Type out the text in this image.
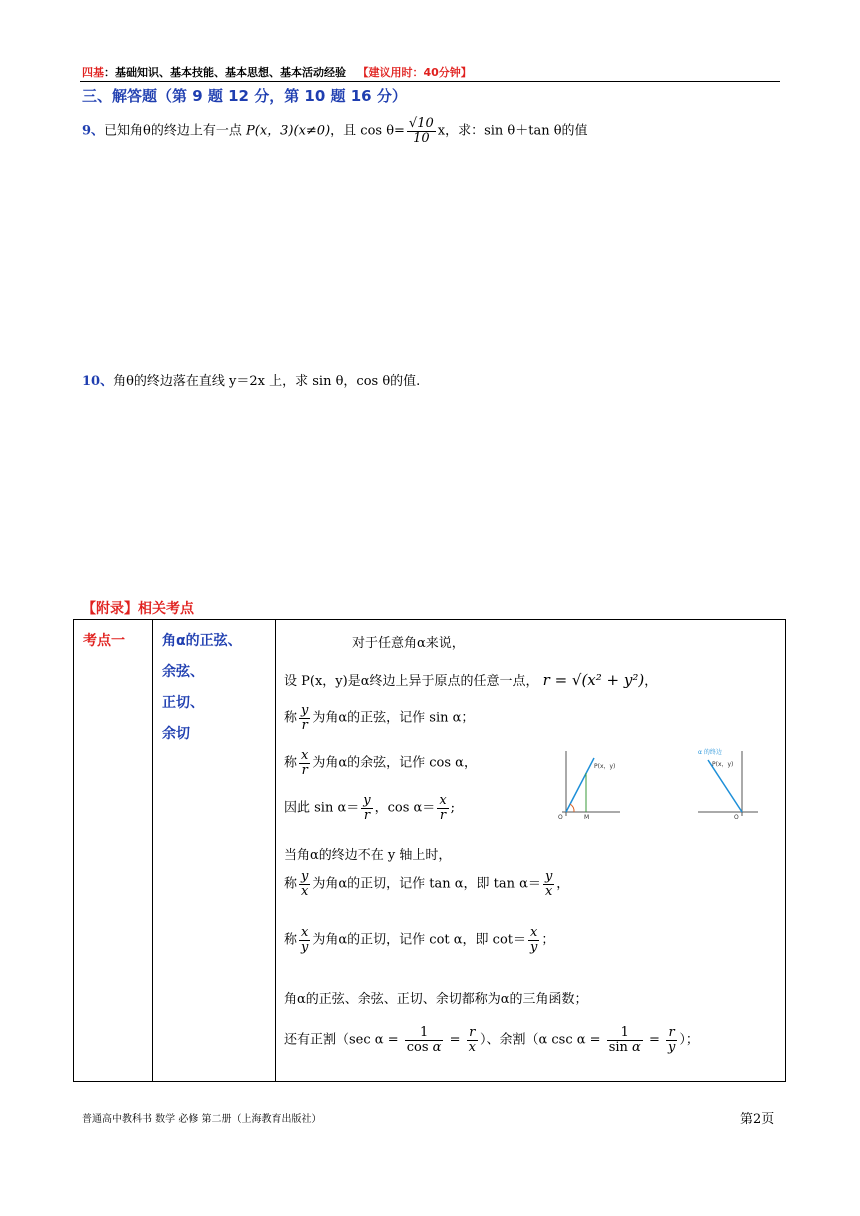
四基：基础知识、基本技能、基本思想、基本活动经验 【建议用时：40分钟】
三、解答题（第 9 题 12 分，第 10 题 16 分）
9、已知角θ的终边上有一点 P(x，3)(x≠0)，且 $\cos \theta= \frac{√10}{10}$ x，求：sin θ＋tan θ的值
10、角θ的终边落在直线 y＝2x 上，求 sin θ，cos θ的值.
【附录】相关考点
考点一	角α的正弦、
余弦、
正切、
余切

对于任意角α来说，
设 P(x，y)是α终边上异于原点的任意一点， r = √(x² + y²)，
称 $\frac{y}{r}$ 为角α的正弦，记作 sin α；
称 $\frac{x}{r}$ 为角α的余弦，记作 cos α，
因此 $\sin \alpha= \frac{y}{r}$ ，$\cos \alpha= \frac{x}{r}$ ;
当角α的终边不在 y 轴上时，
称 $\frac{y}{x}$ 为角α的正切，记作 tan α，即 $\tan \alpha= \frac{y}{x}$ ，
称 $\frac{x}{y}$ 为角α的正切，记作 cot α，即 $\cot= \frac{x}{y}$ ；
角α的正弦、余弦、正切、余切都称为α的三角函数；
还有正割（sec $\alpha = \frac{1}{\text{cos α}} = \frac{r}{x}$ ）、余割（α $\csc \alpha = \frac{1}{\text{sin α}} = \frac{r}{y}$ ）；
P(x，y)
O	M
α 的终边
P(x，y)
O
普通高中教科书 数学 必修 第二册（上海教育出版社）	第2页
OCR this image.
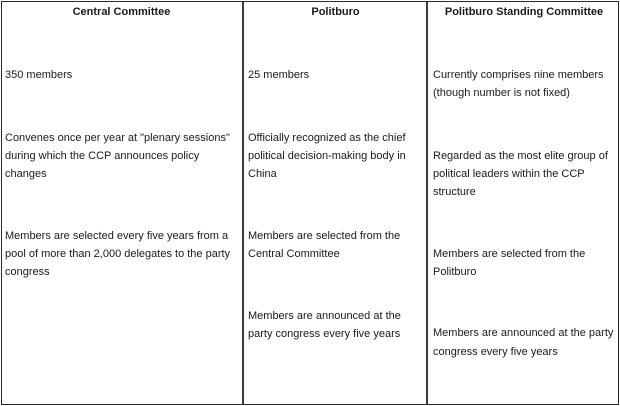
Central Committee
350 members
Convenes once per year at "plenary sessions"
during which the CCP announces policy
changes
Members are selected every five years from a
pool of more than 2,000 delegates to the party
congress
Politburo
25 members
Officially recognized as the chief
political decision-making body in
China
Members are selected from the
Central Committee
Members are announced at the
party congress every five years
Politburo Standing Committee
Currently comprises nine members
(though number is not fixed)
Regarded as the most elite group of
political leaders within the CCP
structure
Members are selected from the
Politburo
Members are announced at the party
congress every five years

##############################

- **Exercise instructions**: All the lines above are to be given again exactly as they read, with the pictures removed.

- **Answer to the problem**:
Type out the text in this image.
四基：基础知识、基本技能、基本思想、基本活动经验 【建议用时：40分钟】
三、解答题（第 9 题 12 分，第 10 题 16 分）
9、已知角θ的终边上有一点 P(x，3)(x≠0)，且 $\cos \theta= \frac{√10}{10}$ x，求：sin θ＋tan θ的值
10、角θ的终边落在直线 y＝2x 上，求 sin θ，cos θ的值.
【附录】相关考点
考点一	角α的正弦、
余弦、
正切、
余切

对于任意角α来说，
设 P(x，y)是α终边上异于原点的任意一点， r = √(x² + y²)，
称 $\frac{y}{r}$ 为角α的正弦，记作 sin α；
称 $\frac{x}{r}$ 为角α的余弦，记作 cos α，
因此 $\sin \alpha= \frac{y}{r}$ ，$\cos \alpha= \frac{x}{r}$ ;
当角α的终边不在 y 轴上时，
称 $\frac{y}{x}$ 为角α的正切，记作 tan α，即 $\tan \alpha= \frac{y}{x}$ ，
称 $\frac{x}{y}$ 为角α的正切，记作 cot α，即 $\cot= \frac{x}{y}$ ；
角α的正弦、余弦、正切、余切都称为α的三角函数；
还有正割（sec $\alpha = \frac{1}{\text{cos α}} = \frac{r}{x}$ ）、余割（α $\csc \alpha = \frac{1}{\text{sin α}} = \frac{r}{y}$ ）；
P(x，y)
O	M
α 的终边
P(x，y)
O
普通高中教科书 数学 必修 第二册（上海教育出版社）	第2页
OCR this image.
Central Committee
350 members
Convenes once per year at "plenary sessions"
during which the CCP announces policy
changes
Members are selected every five years from a
pool of more than 2,000 delegates to the party
congress
Politburo
25 members
Officially recognized as the chief
political decision-making body in
China
Members are selected from the
Central Committee
Members are announced at the
party congress every five years
Politburo Standing Committee
Currently comprises nine members
(though number is not fixed)
Regarded as the most elite group of
political leaders within the CCP
structure
Members are selected from the
Politburo
Members are announced at the party
congress every five years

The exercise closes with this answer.